---- RECORDS FOR THIS EXERCISE
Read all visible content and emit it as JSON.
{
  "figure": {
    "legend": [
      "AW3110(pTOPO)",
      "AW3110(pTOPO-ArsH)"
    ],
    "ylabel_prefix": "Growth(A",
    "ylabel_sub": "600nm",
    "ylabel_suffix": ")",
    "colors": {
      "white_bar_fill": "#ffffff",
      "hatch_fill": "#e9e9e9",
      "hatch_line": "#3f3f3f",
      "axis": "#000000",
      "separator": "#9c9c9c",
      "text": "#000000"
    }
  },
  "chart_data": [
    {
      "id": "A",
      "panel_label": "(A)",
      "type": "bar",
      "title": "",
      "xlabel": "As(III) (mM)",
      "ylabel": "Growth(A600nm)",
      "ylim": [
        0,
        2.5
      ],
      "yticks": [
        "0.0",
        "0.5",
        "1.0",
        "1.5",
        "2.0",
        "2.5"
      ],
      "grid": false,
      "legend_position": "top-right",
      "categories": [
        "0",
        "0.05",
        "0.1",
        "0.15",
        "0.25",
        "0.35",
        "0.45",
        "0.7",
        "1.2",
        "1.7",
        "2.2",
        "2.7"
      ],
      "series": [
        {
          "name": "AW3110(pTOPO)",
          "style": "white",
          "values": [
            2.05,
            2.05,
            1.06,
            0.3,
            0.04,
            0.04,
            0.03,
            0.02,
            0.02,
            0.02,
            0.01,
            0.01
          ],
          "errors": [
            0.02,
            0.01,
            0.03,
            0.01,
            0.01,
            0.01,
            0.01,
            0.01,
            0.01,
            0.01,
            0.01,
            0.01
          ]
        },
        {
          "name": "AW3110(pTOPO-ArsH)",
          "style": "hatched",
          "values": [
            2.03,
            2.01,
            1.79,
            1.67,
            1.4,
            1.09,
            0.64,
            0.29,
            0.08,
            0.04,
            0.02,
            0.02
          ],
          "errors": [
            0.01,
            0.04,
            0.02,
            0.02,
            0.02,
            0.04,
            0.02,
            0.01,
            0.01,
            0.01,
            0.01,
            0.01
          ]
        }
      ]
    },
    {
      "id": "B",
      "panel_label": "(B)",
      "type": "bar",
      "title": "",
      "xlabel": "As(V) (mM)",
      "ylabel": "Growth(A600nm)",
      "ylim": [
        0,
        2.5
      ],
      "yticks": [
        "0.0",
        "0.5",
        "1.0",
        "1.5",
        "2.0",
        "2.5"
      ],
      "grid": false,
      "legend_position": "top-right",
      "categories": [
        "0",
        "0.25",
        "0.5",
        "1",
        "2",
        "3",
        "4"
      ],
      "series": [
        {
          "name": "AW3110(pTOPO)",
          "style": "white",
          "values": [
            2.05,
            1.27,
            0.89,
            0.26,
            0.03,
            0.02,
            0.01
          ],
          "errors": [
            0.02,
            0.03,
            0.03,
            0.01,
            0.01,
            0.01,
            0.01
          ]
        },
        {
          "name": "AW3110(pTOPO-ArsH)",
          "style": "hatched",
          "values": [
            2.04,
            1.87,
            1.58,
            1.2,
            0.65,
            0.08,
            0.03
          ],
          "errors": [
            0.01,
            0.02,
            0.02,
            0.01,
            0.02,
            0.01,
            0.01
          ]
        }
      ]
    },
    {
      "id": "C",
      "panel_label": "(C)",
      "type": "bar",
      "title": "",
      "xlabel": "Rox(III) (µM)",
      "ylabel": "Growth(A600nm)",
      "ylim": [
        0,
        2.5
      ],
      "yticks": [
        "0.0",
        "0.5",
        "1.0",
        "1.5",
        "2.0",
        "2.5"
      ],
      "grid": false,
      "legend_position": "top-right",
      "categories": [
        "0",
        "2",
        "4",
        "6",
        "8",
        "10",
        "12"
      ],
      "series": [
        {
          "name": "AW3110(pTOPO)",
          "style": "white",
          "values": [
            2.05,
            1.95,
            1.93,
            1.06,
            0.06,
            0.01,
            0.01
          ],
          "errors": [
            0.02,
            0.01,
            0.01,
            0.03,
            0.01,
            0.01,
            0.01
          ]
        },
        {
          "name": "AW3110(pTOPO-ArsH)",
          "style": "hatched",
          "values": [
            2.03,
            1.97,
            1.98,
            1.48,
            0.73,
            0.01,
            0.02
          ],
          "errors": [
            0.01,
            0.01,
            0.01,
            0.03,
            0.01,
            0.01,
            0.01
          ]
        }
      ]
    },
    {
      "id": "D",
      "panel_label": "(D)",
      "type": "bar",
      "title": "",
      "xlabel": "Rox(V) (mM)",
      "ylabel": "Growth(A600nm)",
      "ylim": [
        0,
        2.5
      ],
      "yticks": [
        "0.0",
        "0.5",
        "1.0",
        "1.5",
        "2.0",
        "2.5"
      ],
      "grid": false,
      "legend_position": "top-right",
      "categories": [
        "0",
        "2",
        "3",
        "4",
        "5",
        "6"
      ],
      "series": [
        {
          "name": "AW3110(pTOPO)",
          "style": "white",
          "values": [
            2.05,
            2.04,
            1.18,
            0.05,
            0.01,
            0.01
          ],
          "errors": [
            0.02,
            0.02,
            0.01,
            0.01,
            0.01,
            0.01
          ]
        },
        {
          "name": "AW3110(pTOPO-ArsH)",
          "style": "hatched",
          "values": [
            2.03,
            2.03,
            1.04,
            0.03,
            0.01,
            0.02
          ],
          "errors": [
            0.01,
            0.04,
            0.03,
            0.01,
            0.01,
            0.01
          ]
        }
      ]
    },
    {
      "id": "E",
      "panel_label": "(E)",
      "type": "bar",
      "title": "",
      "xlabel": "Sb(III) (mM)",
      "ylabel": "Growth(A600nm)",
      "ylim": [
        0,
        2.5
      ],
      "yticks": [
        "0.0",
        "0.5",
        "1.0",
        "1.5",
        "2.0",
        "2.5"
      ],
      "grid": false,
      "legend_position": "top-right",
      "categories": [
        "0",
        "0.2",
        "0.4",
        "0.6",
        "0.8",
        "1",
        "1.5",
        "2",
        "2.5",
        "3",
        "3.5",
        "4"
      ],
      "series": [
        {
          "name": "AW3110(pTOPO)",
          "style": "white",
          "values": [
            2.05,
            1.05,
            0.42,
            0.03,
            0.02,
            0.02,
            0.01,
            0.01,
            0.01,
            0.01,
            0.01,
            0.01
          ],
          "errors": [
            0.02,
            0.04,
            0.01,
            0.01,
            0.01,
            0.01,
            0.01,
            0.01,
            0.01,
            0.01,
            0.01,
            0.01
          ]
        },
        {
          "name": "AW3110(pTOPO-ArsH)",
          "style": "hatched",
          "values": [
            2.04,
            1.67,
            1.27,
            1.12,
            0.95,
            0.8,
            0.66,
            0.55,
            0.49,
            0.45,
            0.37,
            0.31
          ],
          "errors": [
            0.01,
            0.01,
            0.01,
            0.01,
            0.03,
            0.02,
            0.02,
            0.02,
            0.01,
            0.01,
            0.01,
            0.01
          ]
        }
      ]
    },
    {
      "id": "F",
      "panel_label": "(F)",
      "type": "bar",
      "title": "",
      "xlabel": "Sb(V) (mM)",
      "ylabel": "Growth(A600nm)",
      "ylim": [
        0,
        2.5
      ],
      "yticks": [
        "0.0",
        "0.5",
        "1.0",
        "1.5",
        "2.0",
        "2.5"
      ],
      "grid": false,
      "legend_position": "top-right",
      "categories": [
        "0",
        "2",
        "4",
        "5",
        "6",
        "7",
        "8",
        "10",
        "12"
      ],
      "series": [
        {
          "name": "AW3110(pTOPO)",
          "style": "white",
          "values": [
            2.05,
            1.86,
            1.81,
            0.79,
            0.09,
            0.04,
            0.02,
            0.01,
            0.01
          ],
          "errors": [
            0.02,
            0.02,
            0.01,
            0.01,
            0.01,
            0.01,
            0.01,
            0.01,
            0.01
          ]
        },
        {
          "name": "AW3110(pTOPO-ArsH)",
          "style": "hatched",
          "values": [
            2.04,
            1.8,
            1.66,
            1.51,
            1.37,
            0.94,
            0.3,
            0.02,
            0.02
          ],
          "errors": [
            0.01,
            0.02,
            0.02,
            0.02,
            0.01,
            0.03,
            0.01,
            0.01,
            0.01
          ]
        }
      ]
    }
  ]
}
--------
* WHAT YOU WILL DO: Find the word "xlabel" in the records and pull out each line that has it.

* CORRECT RESULT:
      "xlabel": "As(III) (mM)",
      "xlabel": "As(V) (mM)",
      "xlabel": "Rox(III) (µM)",
      "xlabel": "Rox(V) (mM)",
      "xlabel": "Sb(III) (mM)",
      "xlabel": "Sb(V) (mM)",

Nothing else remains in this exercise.